## [INSTRUCTION]
In full and without alteration, give the listing again.

## [RAW DATA]
========================================

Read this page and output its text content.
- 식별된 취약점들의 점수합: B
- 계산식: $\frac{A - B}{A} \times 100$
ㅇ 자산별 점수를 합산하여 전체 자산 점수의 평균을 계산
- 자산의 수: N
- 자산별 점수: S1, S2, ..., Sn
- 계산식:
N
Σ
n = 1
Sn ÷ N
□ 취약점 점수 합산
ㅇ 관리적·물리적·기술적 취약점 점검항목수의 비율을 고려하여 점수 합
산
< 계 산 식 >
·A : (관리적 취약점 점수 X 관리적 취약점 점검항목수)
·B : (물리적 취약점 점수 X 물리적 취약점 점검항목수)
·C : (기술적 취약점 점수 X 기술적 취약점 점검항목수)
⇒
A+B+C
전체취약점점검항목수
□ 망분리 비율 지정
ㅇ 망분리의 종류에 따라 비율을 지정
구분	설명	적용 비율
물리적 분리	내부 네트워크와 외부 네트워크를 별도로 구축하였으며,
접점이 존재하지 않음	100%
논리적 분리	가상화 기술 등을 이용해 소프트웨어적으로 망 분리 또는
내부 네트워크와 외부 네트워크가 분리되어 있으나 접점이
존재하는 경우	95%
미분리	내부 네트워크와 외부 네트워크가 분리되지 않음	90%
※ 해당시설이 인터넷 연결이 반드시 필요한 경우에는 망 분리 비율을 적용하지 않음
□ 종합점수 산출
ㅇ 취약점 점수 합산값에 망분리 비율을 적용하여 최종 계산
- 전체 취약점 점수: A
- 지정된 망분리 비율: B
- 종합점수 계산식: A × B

========================================

## [WRITTEN SOLUTION]
Read this page and output its text content.
- 식별된 취약점들의 점수합: B
- 계산식: $\frac{A - B}{A} \times 100$
ㅇ 자산별 점수를 합산하여 전체 자산 점수의 평균을 계산
- 자산의 수: N
- 자산별 점수: S1, S2, ..., Sn
- 계산식:
N
Σ
n = 1
Sn ÷ N
□ 취약점 점수 합산
ㅇ 관리적·물리적·기술적 취약점 점검항목수의 비율을 고려하여 점수 합
산
< 계 산 식 >
·A : (관리적 취약점 점수 X 관리적 취약점 점검항목수)
·B : (물리적 취약점 점수 X 물리적 취약점 점검항목수)
·C : (기술적 취약점 점수 X 기술적 취약점 점검항목수)
⇒
A+B+C
전체취약점점검항목수
□ 망분리 비율 지정
ㅇ 망분리의 종류에 따라 비율을 지정
구분	설명	적용 비율
물리적 분리	내부 네트워크와 외부 네트워크를 별도로 구축하였으며,
접점이 존재하지 않음	100%
논리적 분리	가상화 기술 등을 이용해 소프트웨어적으로 망 분리 또는
내부 네트워크와 외부 네트워크가 분리되어 있으나 접점이
존재하는 경우	95%
미분리	내부 네트워크와 외부 네트워크가 분리되지 않음	90%
※ 해당시설이 인터넷 연결이 반드시 필요한 경우에는 망 분리 비율을 적용하지 않음
□ 종합점수 산출
ㅇ 취약점 점수 합산값에 망분리 비율을 적용하여 최종 계산
- 전체 취약점 점수: A
- 지정된 망분리 비율: B
- 종합점수 계산식: A × B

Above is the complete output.